• **Excerpted records**
►

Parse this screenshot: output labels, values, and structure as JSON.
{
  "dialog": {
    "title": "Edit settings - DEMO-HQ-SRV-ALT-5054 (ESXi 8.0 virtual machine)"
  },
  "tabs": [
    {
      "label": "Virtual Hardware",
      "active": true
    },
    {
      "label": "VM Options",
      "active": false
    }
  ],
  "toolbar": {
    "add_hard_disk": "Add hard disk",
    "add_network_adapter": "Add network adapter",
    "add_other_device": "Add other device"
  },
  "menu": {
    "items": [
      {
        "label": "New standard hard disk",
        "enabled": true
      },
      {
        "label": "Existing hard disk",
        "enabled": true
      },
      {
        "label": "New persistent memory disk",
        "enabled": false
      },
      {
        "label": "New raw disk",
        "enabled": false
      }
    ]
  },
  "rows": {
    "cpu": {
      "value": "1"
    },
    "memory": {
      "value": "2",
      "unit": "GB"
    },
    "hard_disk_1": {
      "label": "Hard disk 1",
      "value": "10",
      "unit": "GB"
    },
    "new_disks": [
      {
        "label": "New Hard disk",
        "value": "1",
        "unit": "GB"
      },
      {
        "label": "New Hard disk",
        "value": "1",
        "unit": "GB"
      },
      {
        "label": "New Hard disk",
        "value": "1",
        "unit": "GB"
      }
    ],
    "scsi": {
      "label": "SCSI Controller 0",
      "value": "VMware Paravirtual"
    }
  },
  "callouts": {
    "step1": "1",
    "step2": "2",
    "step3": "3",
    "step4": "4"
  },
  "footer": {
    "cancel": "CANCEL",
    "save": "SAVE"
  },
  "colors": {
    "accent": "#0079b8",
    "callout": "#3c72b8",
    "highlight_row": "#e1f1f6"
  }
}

◄

Return all of the data precisely as it appears.

Parse this screenshot: output labels, values, and structure as JSON.
{
  "dialog": {
    "title": "Edit settings - DEMO-HQ-SRV-ALT-5054 (ESXi 8.0 virtual machine)"
  },
  "tabs": [
    {
      "label": "Virtual Hardware",
      "active": true
    },
    {
      "label": "VM Options",
      "active": false
    }
  ],
  "toolbar": {
    "add_hard_disk": "Add hard disk",
    "add_network_adapter": "Add network adapter",
    "add_other_device": "Add other device"
  },
  "menu": {
    "items": [
      {
        "label": "New standard hard disk",
        "enabled": true
      },
      {
        "label": "Existing hard disk",
        "enabled": true
      },
      {
        "label": "New persistent memory disk",
        "enabled": false
      },
      {
        "label": "New raw disk",
        "enabled": false
      }
    ]
  },
  "rows": {
    "cpu": {
      "value": "1"
    },
    "memory": {
      "value": "2",
      "unit": "GB"
    },
    "hard_disk_1": {
      "label": "Hard disk 1",
      "value": "10",
      "unit": "GB"
    },
    "new_disks": [
      {
        "label": "New Hard disk",
        "value": "1",
        "unit": "GB"
      },
      {
        "label": "New Hard disk",
        "value": "1",
        "unit": "GB"
      },
      {
        "label": "New Hard disk",
        "value": "1",
        "unit": "GB"
      }
    ],
    "scsi": {
      "label": "SCSI Controller 0",
      "value": "VMware Paravirtual"
    }
  },
  "callouts": {
    "step1": "1",
    "step2": "2",
    "step3": "3",
    "step4": "4"
  },
  "footer": {
    "cancel": "CANCEL",
    "save": "SAVE"
  },
  "colors": {
    "accent": "#0079b8",
    "callout": "#3c72b8",
    "highlight_row": "#e1f1f6"
  }
}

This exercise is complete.